--- START OF Raw records ---

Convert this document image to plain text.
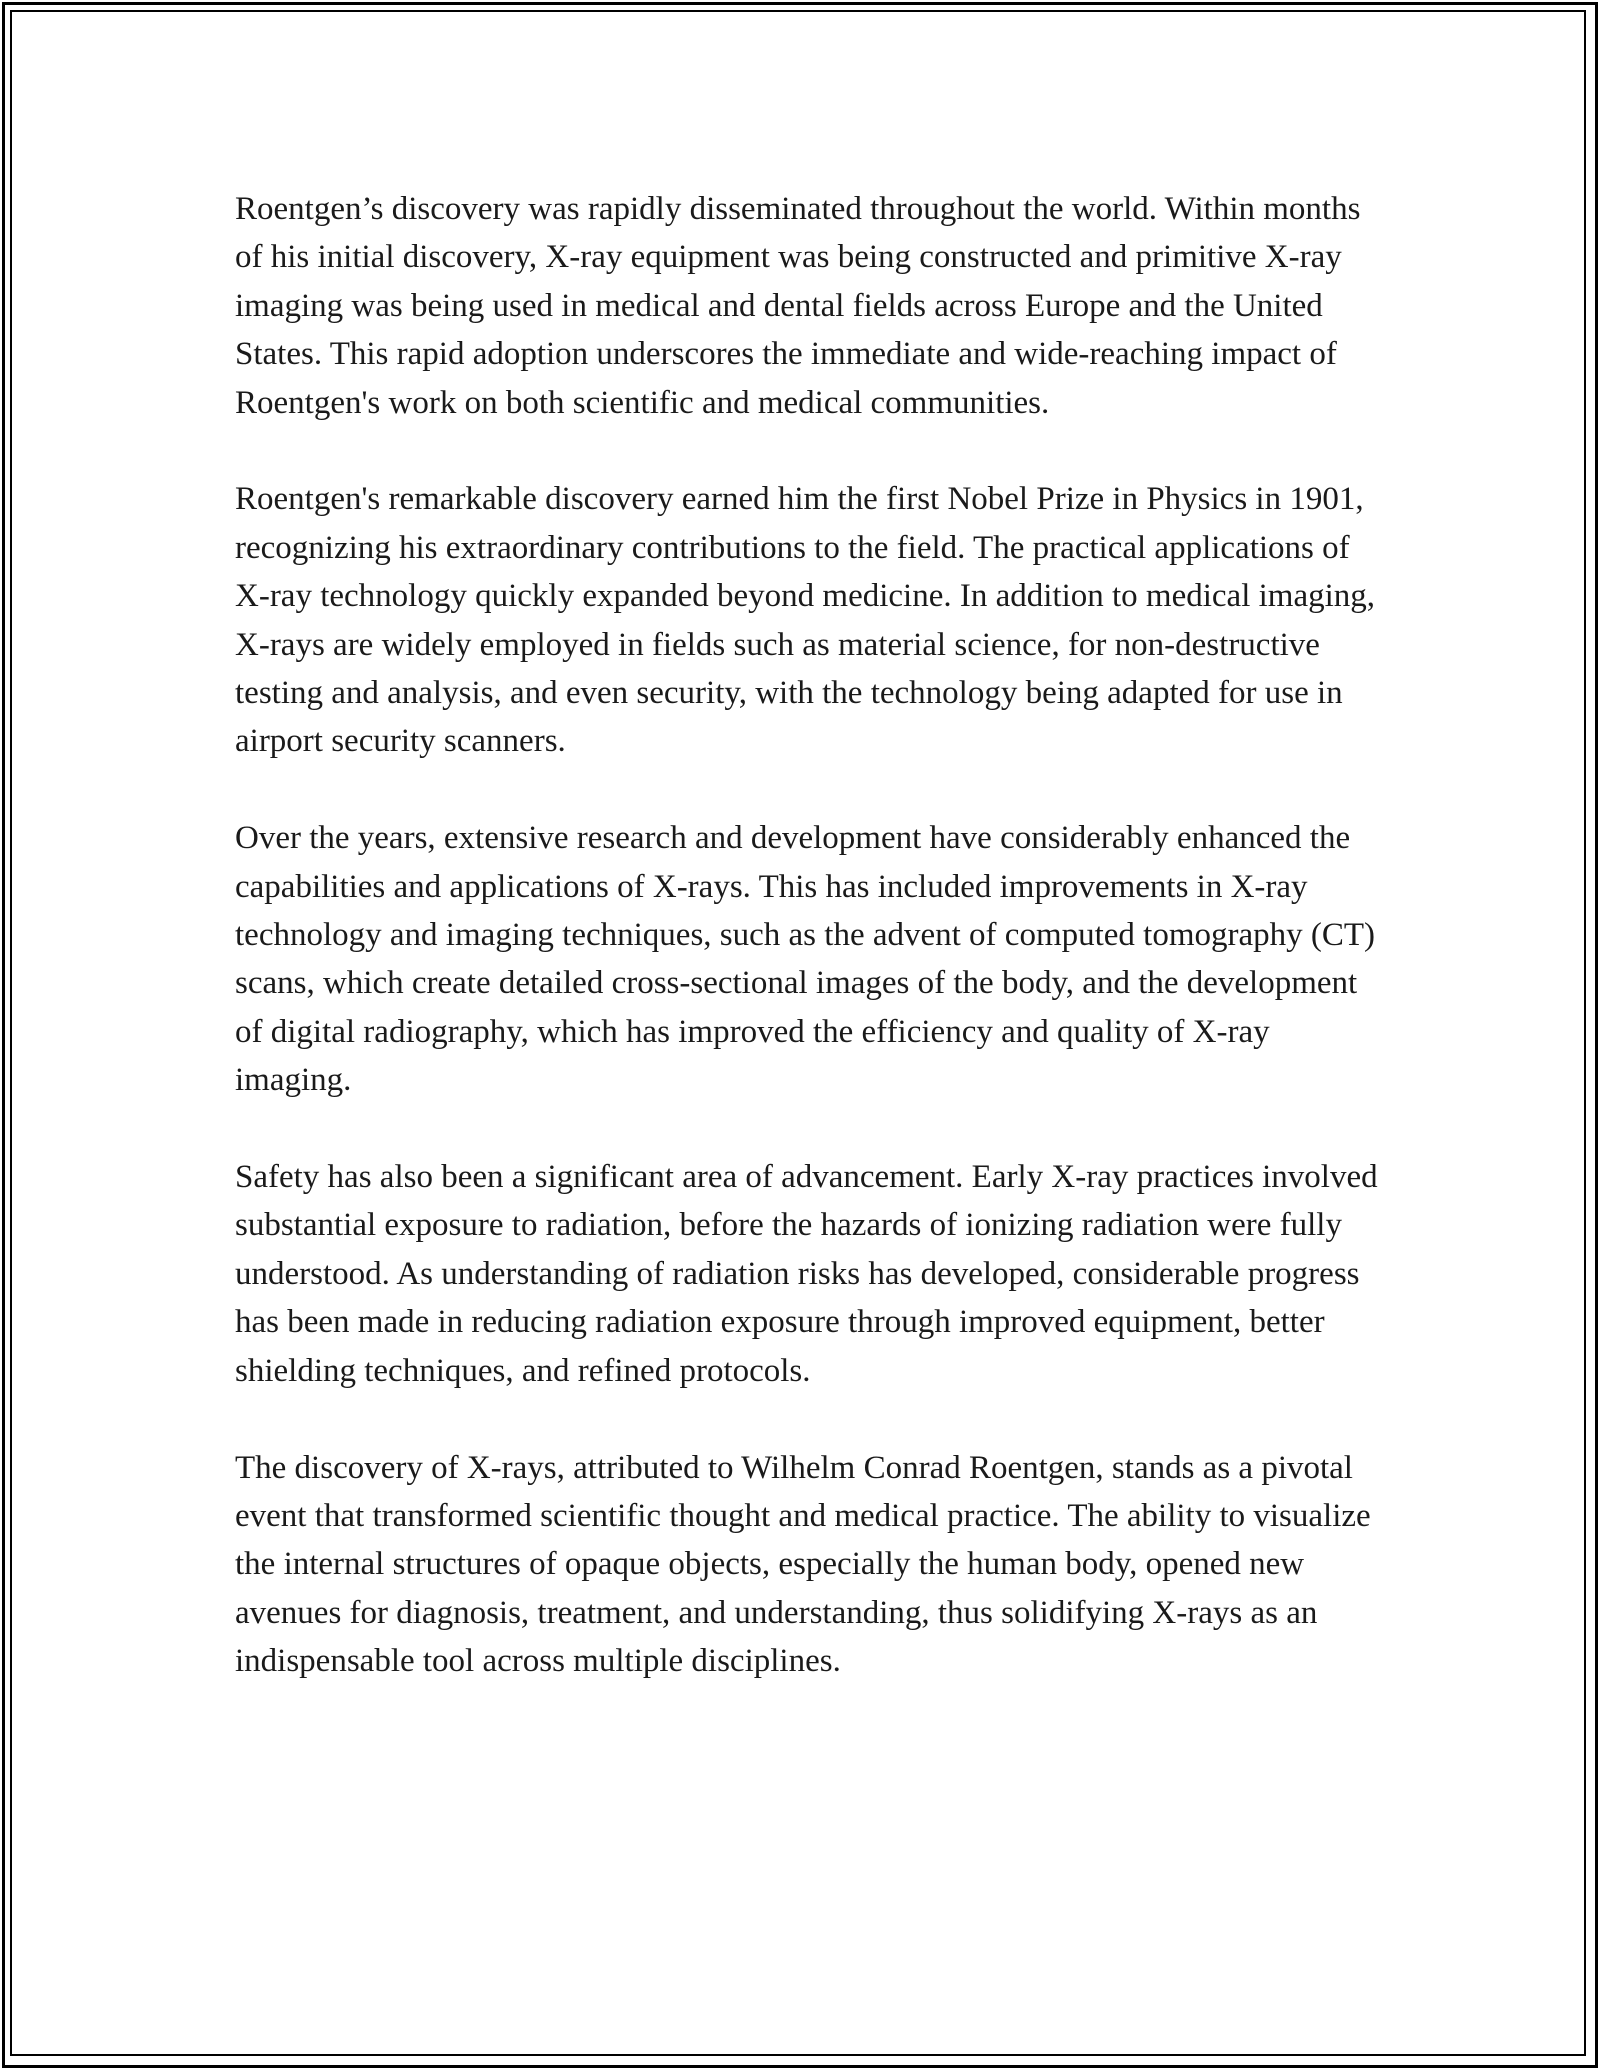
Roentgen’s discovery was rapidly disseminated throughout the world. Within months of his initial discovery, X-ray equipment was being constructed and primitive X-ray imaging was being used in medical and dental fields across Europe and the United States. This rapid adoption underscores the immediate and wide-reaching impact of Roentgen's work on both scientific and medical communities.

Roentgen's remarkable discovery earned him the first Nobel Prize in Physics in 1901, recognizing his extraordinary contributions to the field. The practical applications of X-ray technology quickly expanded beyond medicine. In addition to medical imaging, X-rays are widely employed in fields such as material science, for non-destructive testing and analysis, and even security, with the technology being adapted for use in airport security scanners.

Over the years, extensive research and development have considerably enhanced the capabilities and applications of X-rays. This has included improvements in X-ray technology and imaging techniques, such as the advent of computed tomography (CT) scans, which create detailed cross-sectional images of the body, and the development of digital radiography, which has improved the efficiency and quality of X-ray imaging.

Safety has also been a significant area of advancement. Early X-ray practices involved substantial exposure to radiation, before the hazards of ionizing radiation were fully understood. As understanding of radiation risks has developed, considerable progress has been made in reducing radiation exposure through improved equipment, better shielding techniques, and refined protocols.

The discovery of X-rays, attributed to Wilhelm Conrad Roentgen, stands as a pivotal event that transformed scientific thought and medical practice. The ability to visualize the internal structures of opaque objects, especially the human body, opened new avenues for diagnosis, treatment, and understanding, thus solidifying X-rays as an indispensable tool across multiple disciplines.
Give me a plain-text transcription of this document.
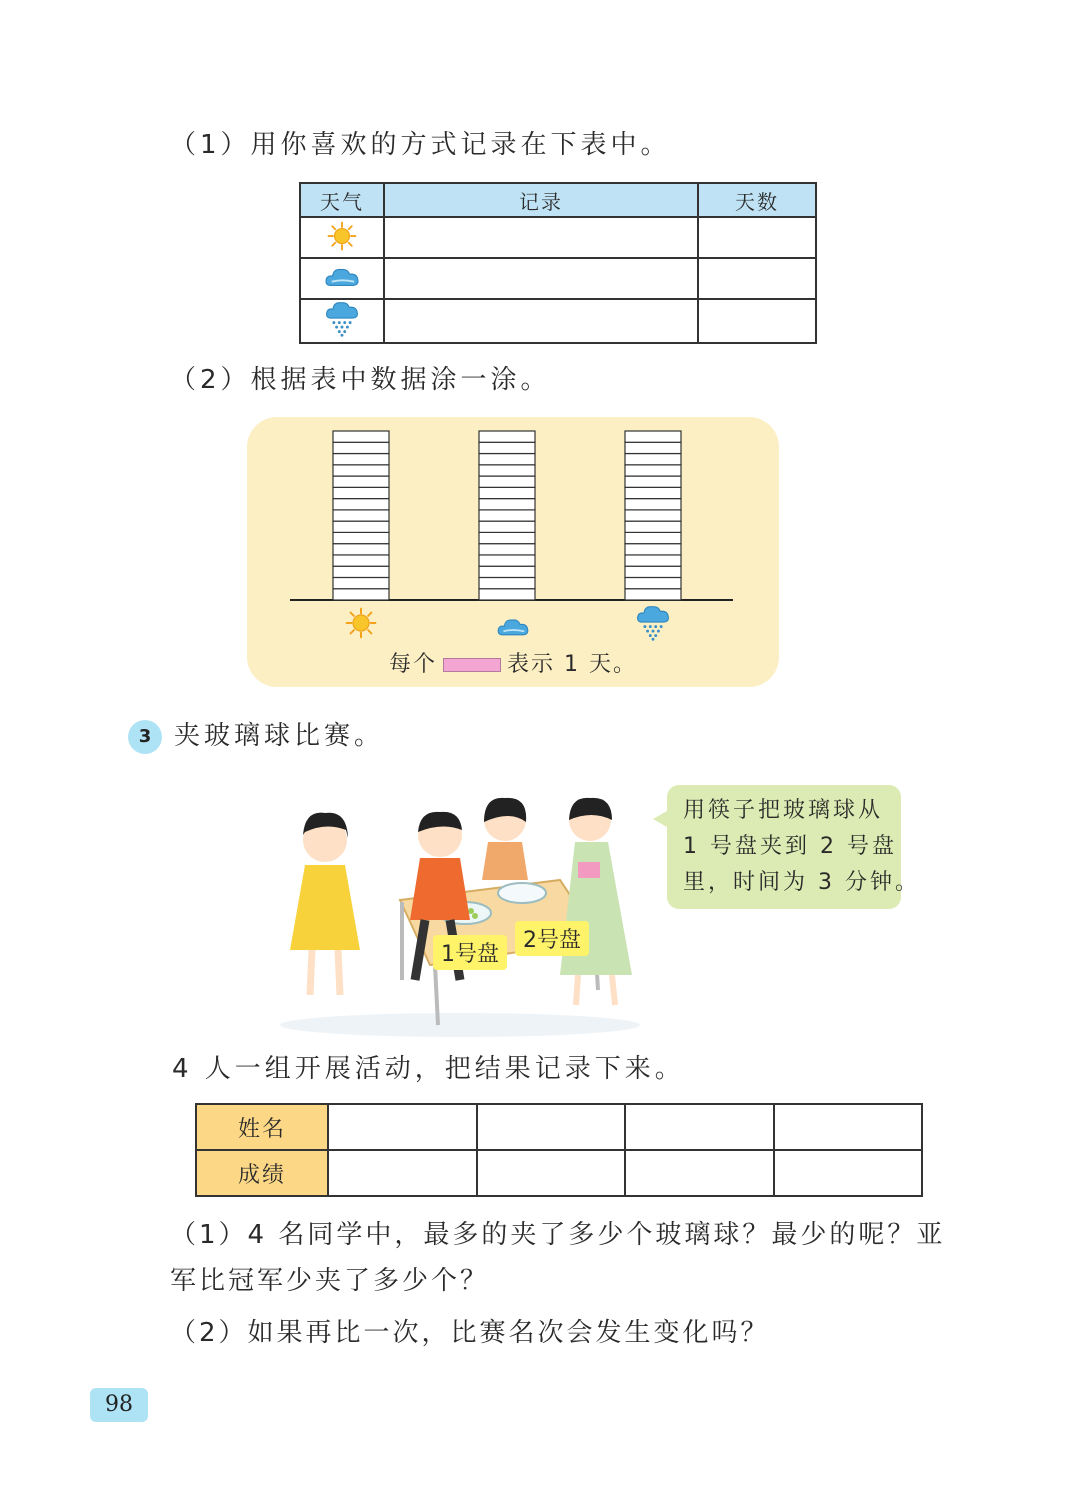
（1）用你喜欢的方式记录在下表中。
天气	记录	天数

（2）根据表中数据涂一涂。
每个	表示 1 天。
3 夹玻璃球比赛。
1号盘
2号盘
用筷子把玻璃球从
1 号盘夹到 2 号盘
里，时间为 3 分钟。
4 人一组开展活动，把结果记录下来。
姓名				
成绩				
（1）4 名同学中，最多的夹了多少个玻璃球？最少的呢？亚
军比冠军少夹了多少个？
（2）如果再比一次，比赛名次会发生变化吗？
98
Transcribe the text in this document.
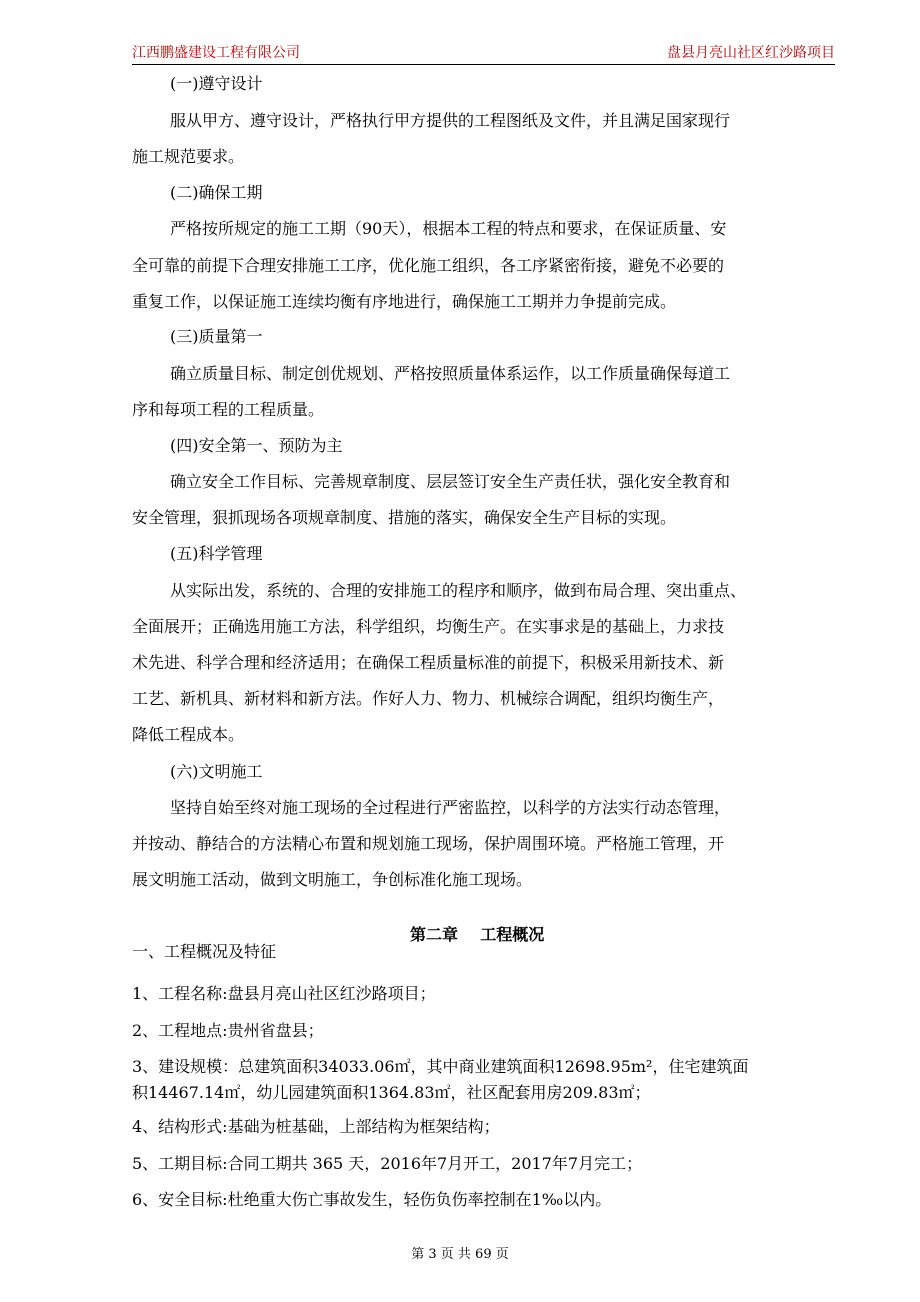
江西鹏盛建设工程有限公司	盘县月亮山社区红沙路项目

(一)遵守设计

服从甲方、遵守设计，严格执行甲方提供的工程图纸及文件，并且满足国家现行

施工规范要求。

(二)确保工期

严格按所规定的施工工期（90天），根据本工程的特点和要求，在保证质量、安

全可靠的前提下合理安排施工工序，优化施工组织，各工序紧密衔接，避免不必要的

重复工作，以保证施工连续均衡有序地进行，确保施工工期并力争提前完成。

(三)质量第一

确立质量目标、制定创优规划、严格按照质量体系运作，以工作质量确保每道工

序和每项工程的工程质量。

(四)安全第一、预防为主

确立安全工作目标、完善规章制度、层层签订安全生产责任状，强化安全教育和

安全管理，狠抓现场各项规章制度、措施的落实，确保安全生产目标的实现。

(五)科学管理

从实际出发，系统的、合理的安排施工的程序和顺序，做到布局合理、突出重点、

全面展开；正确选用施工方法，科学组织，均衡生产。在实事求是的基础上，力求技

术先进、科学合理和经济适用；在确保工程质量标准的前提下，积极采用新技术、新

工艺、新机具、新材料和新方法。作好人力、物力、机械综合调配，组织均衡生产，

降低工程成本。

(六)文明施工

坚持自始至终对施工现场的全过程进行严密监控，以科学的方法实行动态管理，

并按动、静结合的方法精心布置和规划施工现场，保护周围环境。严格施工管理，开

展文明施工活动，做到文明施工，争创标准化施工现场。

第二章    工程概况

一、工程概况及特征

1、工程名称:盘县月亮山社区红沙路项目；

2、工程地点:贵州省盘县；

3、建设规模：总建筑面积34033.06㎡，其中商业建筑面积12698.95m²，住宅建筑面

积14467.14㎡，幼儿园建筑面积1364.83㎡，社区配套用房209.83㎡；

4、结构形式:基础为桩基础，上部结构为框架结构；

5、工期目标:合同工期共 365 天，2016年7月开工，2017年7月完工；

6、安全目标:杜绝重大伤亡事故发生，轻伤负伤率控制在1‰以内。

第 3 页 共 69 页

--- END OF Raw records ---

◆ Written exercise ◆
Write out the listing word for word, omitting the pictures it holds.

◆ Finished answer ◆
Convert this document image to plain text.
Roentgen’s discovery was rapidly disseminated throughout the world. Within months of his initial discovery, X-ray equipment was being constructed and primitive X-ray imaging was being used in medical and dental fields across Europe and the United States. This rapid adoption underscores the immediate and wide-reaching impact of Roentgen's work on both scientific and medical communities.

Roentgen's remarkable discovery earned him the first Nobel Prize in Physics in 1901, recognizing his extraordinary contributions to the field. The practical applications of X-ray technology quickly expanded beyond medicine. In addition to medical imaging, X-rays are widely employed in fields such as material science, for non-destructive testing and analysis, and even security, with the technology being adapted for use in airport security scanners.

Over the years, extensive research and development have considerably enhanced the capabilities and applications of X-rays. This has included improvements in X-ray technology and imaging techniques, such as the advent of computed tomography (CT) scans, which create detailed cross-sectional images of the body, and the development of digital radiography, which has improved the efficiency and quality of X-ray imaging.

Safety has also been a significant area of advancement. Early X-ray practices involved substantial exposure to radiation, before the hazards of ionizing radiation were fully understood. As understanding of radiation risks has developed, considerable progress has been made in reducing radiation exposure through improved equipment, better shielding techniques, and refined protocols.

The discovery of X-rays, attributed to Wilhelm Conrad Roentgen, stands as a pivotal event that transformed scientific thought and medical practice. The ability to visualize the internal structures of opaque objects, especially the human body, opened new avenues for diagnosis, treatment, and understanding, thus solidifying X-rays as an indispensable tool across multiple disciplines.
Give me a plain-text transcription of this document.
（1）用你喜欢的方式记录在下表中。
天气	记录	天数

（2）根据表中数据涂一涂。
每个	表示 1 天。
3 夹玻璃球比赛。
1号盘
2号盘
用筷子把玻璃球从
1 号盘夹到 2 号盘
里，时间为 3 分钟。
4 人一组开展活动，把结果记录下来。
姓名				
成绩				
（1）4 名同学中，最多的夹了多少个玻璃球？最少的呢？亚
军比冠军少夹了多少个？
（2）如果再比一次，比赛名次会发生变化吗？
98
Transcribe the text in this document.
江西鹏盛建设工程有限公司	盘县月亮山社区红沙路项目

(一)遵守设计

服从甲方、遵守设计，严格执行甲方提供的工程图纸及文件，并且满足国家现行

施工规范要求。

(二)确保工期

严格按所规定的施工工期（90天），根据本工程的特点和要求，在保证质量、安

全可靠的前提下合理安排施工工序，优化施工组织，各工序紧密衔接，避免不必要的

重复工作，以保证施工连续均衡有序地进行，确保施工工期并力争提前完成。

(三)质量第一

确立质量目标、制定创优规划、严格按照质量体系运作，以工作质量确保每道工

序和每项工程的工程质量。

(四)安全第一、预防为主

确立安全工作目标、完善规章制度、层层签订安全生产责任状，强化安全教育和

安全管理，狠抓现场各项规章制度、措施的落实，确保安全生产目标的实现。

(五)科学管理

从实际出发，系统的、合理的安排施工的程序和顺序，做到布局合理、突出重点、

全面展开；正确选用施工方法，科学组织，均衡生产。在实事求是的基础上，力求技

术先进、科学合理和经济适用；在确保工程质量标准的前提下，积极采用新技术、新

工艺、新机具、新材料和新方法。作好人力、物力、机械综合调配，组织均衡生产，

降低工程成本。

(六)文明施工

坚持自始至终对施工现场的全过程进行严密监控，以科学的方法实行动态管理，

并按动、静结合的方法精心布置和规划施工现场，保护周围环境。严格施工管理，开

展文明施工活动，做到文明施工，争创标准化施工现场。

第二章    工程概况

一、工程概况及特征

1、工程名称:盘县月亮山社区红沙路项目；

2、工程地点:贵州省盘县；

3、建设规模：总建筑面积34033.06㎡，其中商业建筑面积12698.95m²，住宅建筑面

积14467.14㎡，幼儿园建筑面积1364.83㎡，社区配套用房209.83㎡；

4、结构形式:基础为桩基础，上部结构为框架结构；

5、工期目标:合同工期共 365 天，2016年7月开工，2017年7月完工；

6、安全目标:杜绝重大伤亡事故发生，轻伤负伤率控制在1‰以内。

第 3 页 共 69 页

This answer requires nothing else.